Set down exactly, and only, the lines from the one with "OCR this image." to the final line of the entries, both included.

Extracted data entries
· · · ·

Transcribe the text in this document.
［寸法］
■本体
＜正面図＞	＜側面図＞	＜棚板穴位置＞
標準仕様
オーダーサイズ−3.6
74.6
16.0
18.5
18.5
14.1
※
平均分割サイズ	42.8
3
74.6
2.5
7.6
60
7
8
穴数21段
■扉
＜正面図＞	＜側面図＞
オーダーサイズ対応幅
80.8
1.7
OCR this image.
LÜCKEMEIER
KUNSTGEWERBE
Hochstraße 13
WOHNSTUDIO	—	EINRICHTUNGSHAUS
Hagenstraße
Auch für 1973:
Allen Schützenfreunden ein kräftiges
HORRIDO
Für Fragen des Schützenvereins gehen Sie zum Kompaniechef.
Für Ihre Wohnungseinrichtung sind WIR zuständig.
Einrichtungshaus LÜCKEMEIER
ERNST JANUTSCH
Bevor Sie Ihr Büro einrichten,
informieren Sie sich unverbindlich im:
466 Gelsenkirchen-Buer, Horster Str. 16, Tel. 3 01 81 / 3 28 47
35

· · · ·

- TASK RESULT -
OCR this image.
LÜCKEMEIER
KUNSTGEWERBE
Hochstraße 13
WOHNSTUDIO	—	EINRICHTUNGSHAUS
Hagenstraße
Auch für 1973:
Allen Schützenfreunden ein kräftiges
HORRIDO
Für Fragen des Schützenvereins gehen Sie zum Kompaniechef.
Für Ihre Wohnungseinrichtung sind WIR zuständig.
Einrichtungshaus LÜCKEMEIER
ERNST JANUTSCH
Bevor Sie Ihr Büro einrichten,
informieren Sie sich unverbindlich im:
466 Gelsenkirchen-Buer, Horster Str. 16, Tel. 3 01 81 / 3 28 47
35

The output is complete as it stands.